Saved data entries
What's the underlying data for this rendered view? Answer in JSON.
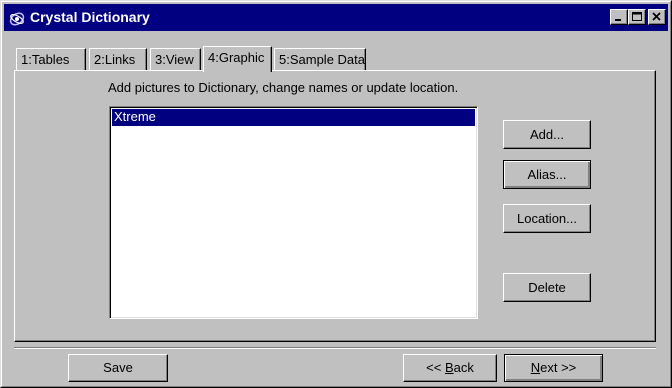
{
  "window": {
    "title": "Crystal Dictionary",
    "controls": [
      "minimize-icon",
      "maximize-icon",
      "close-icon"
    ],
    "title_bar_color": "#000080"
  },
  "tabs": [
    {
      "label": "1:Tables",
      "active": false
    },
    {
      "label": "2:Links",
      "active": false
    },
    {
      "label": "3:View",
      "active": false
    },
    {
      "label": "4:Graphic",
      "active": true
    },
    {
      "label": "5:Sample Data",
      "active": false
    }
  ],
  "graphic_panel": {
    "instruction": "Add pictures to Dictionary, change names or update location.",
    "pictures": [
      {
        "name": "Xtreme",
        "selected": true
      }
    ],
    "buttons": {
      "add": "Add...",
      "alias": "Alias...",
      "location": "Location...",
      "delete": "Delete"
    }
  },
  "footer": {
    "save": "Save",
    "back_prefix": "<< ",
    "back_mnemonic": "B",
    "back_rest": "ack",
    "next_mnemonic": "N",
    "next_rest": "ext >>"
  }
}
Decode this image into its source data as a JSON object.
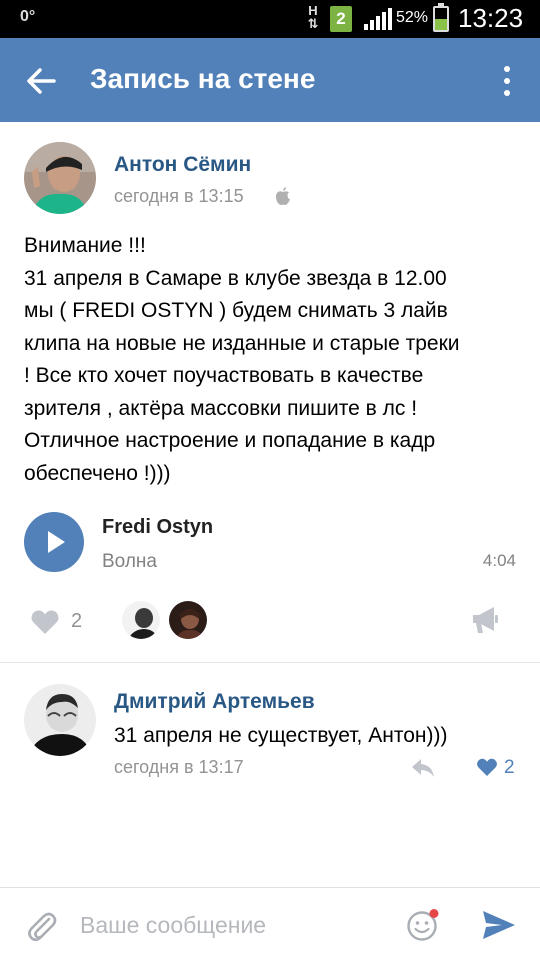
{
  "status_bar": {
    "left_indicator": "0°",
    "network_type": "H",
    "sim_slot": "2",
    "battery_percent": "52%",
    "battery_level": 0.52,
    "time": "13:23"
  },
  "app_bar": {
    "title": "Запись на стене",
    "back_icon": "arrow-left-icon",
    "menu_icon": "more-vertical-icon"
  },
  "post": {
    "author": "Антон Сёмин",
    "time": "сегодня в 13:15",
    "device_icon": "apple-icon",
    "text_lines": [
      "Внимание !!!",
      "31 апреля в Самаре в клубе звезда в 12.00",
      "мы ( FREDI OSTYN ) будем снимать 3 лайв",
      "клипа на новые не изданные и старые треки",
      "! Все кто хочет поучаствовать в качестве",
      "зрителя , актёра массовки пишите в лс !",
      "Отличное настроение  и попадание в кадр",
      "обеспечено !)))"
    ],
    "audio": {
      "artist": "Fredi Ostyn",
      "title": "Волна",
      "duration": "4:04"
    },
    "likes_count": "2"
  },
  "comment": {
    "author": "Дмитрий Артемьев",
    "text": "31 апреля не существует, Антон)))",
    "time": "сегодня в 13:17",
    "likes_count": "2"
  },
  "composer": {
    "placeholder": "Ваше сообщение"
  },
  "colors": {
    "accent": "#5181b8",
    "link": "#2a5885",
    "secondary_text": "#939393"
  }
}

● **Your instructions**: Leave out every line without the string "this" and copy the rest.

● **Answer to the problem**:
What's the underlying data for this rendered view? Answer in JSON.
Decode this image into its source data as a JSON object.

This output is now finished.